▶ TRECHO FORNECIDO:
Transito caótico. São Paulo cada vez mais travada. Quem anda por ai escuta o tempo todo. Com 700 carros sendo jogados nas ruas todos os dias pelas montadoras, todo mundo sabe que um dia São Paulo vai parar. Taxistas, motoristas de ônibus, caminhoneiros, policiais. Qualquer profissional que lida com trânsito tem consciência de que um dia isso vai acontecer.
Quando trava é embaçado. Só andam mesmo os motoboys, desviando seus joelhos dos retrovisores com o dedo nas buzinas agudas que cada um toca de um jeito diferente.
Imagino como vai ser o dia em que São Paulo parar. Vai ser zica e quero estar lá pra fotografar.
Vai ser uma sexta-feira a tarde, vai estar calor e uma tempestade daquelas de janeiro vai precipitar o desastre. Carros e motos vão entupir todos os buracos possíveis travando de vez a maior cidade da América Latina.
O trânsito é o sangue que circula nas veias da metrópole. Sem sua circulação, as entregas, encontros e correrias não alcançam o destino. A cidade vai sendo asfixiada. É a morte via sistema circulatório, a crônica da tragédia paulistana anunciada.
A indústria faz a parte dela e aumenta a produção de veículos novos mesmo sabendo que eles são nocivos. Quando a cidade morrer de vez elas se mudam para a outra; são multinacionais.
Políticos só pensam em si e já deixaram isso claro. Liberam a indústria para fazer o que quiser. Tentam estar sempre próximo do dinheiro que elas pagam de imposto e dos financiamentos de campanha.
Enquanto isso, os carros que o governo libera e indústria automobilística constrói seguem entupindo as ruas como a gordura da picanha entope as artérias do coração.

▶ INSTRUÇÃO DA TAREFA 1: Transcreva sem alterações o trecho do texto sobre o trânsito de São Paulo que vai de "Quando trava é" até "lá pra fotografar.".
▶ INSTRUÇÃO DA TAREFA 2: Liste as profissões que o texto sobre o trânsito de São Paulo cita no primeiro parágrafo antes de falar em qualquer profissional que lida com trânsito.

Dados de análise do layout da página
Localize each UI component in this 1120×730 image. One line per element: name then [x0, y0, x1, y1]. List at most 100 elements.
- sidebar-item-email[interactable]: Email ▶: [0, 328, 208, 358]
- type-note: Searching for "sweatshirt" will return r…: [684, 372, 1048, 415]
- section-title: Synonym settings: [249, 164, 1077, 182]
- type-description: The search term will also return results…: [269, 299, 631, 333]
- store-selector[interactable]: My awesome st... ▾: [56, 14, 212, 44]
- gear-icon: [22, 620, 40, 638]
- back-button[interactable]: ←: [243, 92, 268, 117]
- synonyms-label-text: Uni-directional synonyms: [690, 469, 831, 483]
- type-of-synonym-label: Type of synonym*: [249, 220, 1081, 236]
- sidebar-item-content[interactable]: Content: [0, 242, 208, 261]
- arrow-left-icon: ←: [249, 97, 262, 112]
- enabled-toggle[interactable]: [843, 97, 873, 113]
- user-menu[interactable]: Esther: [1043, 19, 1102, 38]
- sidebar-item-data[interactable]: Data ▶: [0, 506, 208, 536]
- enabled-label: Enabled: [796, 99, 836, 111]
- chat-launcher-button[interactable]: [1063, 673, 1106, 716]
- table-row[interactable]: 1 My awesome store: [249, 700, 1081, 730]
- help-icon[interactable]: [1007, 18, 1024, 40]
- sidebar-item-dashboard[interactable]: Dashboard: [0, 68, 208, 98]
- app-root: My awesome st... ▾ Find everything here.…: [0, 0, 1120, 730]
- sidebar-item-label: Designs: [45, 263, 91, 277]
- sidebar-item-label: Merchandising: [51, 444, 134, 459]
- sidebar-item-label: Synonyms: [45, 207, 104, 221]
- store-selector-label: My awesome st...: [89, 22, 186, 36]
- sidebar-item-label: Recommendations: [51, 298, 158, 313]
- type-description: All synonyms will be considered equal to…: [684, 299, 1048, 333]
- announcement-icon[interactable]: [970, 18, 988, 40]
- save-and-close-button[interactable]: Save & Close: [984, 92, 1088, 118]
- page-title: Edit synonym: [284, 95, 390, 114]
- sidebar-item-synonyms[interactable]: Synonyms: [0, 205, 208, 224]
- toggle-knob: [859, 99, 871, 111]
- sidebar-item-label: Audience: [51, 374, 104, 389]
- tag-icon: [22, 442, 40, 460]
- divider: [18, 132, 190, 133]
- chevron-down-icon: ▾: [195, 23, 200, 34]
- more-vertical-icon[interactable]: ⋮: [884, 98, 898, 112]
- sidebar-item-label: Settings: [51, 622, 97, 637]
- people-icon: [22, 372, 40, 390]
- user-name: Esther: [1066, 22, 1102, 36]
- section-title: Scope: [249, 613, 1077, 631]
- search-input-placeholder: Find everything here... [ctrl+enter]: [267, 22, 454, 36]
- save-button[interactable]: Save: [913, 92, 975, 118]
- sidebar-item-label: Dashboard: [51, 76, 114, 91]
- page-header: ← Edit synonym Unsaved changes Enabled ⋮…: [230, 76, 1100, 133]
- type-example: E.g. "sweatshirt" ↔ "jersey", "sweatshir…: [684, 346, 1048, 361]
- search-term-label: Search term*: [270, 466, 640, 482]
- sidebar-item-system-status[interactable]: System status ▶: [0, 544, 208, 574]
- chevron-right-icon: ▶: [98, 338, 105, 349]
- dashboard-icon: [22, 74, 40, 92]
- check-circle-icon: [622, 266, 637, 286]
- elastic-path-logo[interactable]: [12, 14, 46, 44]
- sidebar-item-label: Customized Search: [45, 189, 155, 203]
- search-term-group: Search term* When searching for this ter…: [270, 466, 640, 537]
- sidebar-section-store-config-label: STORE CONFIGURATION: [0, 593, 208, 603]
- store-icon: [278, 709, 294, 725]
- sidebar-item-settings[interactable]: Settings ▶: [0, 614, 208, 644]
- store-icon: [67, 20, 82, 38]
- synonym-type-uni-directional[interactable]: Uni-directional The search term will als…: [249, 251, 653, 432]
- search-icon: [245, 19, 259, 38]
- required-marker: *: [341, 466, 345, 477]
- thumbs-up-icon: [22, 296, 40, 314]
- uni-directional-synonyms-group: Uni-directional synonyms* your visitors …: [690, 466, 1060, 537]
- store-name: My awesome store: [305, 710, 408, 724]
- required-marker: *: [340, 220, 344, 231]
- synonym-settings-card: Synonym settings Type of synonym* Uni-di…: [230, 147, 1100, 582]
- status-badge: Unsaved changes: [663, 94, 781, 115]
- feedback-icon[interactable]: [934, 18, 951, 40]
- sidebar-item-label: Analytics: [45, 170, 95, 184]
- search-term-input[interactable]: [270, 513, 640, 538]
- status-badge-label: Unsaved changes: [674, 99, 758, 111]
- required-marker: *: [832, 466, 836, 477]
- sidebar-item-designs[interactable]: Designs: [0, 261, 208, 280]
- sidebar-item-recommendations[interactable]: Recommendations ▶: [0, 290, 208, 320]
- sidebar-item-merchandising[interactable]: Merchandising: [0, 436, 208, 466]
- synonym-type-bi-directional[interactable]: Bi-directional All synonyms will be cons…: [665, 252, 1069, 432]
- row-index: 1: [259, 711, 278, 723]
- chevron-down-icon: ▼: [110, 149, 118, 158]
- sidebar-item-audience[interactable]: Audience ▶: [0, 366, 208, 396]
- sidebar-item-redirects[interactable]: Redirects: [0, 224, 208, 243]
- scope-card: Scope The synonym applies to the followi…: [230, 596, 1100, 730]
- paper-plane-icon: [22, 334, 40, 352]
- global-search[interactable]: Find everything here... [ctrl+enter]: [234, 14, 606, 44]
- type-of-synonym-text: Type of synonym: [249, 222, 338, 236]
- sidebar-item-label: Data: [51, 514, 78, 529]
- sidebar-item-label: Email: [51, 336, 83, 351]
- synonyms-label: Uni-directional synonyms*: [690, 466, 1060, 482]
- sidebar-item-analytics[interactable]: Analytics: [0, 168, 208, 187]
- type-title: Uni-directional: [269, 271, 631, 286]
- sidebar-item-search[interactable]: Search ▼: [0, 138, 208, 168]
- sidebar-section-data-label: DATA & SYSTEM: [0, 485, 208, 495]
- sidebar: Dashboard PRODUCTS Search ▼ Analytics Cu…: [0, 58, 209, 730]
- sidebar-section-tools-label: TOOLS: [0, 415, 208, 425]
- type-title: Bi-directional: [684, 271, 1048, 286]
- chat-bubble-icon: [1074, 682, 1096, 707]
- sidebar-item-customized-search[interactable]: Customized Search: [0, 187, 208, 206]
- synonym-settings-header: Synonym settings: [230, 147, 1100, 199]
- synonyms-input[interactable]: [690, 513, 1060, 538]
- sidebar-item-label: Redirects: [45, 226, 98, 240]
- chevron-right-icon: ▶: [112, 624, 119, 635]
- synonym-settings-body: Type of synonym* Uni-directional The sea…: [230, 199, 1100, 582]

▶ RESPOSTA DO EXERCÍCIO 1:
Quando trava é embaçado. Só andam mesmo os motoboys, desviando seus joelhos dos retrovisores com o dedo nas buzinas agudas que cada um toca de um jeito diferente.
Imagino como vai ser o dia em que São Paulo parar. Vai ser zica e quero estar lá pra fotografar.

▶ RESPOSTA DO EXERCÍCIO 2:
- Taxistas
- Motoristas de ônibus
- Caminhoneiros
- Policiais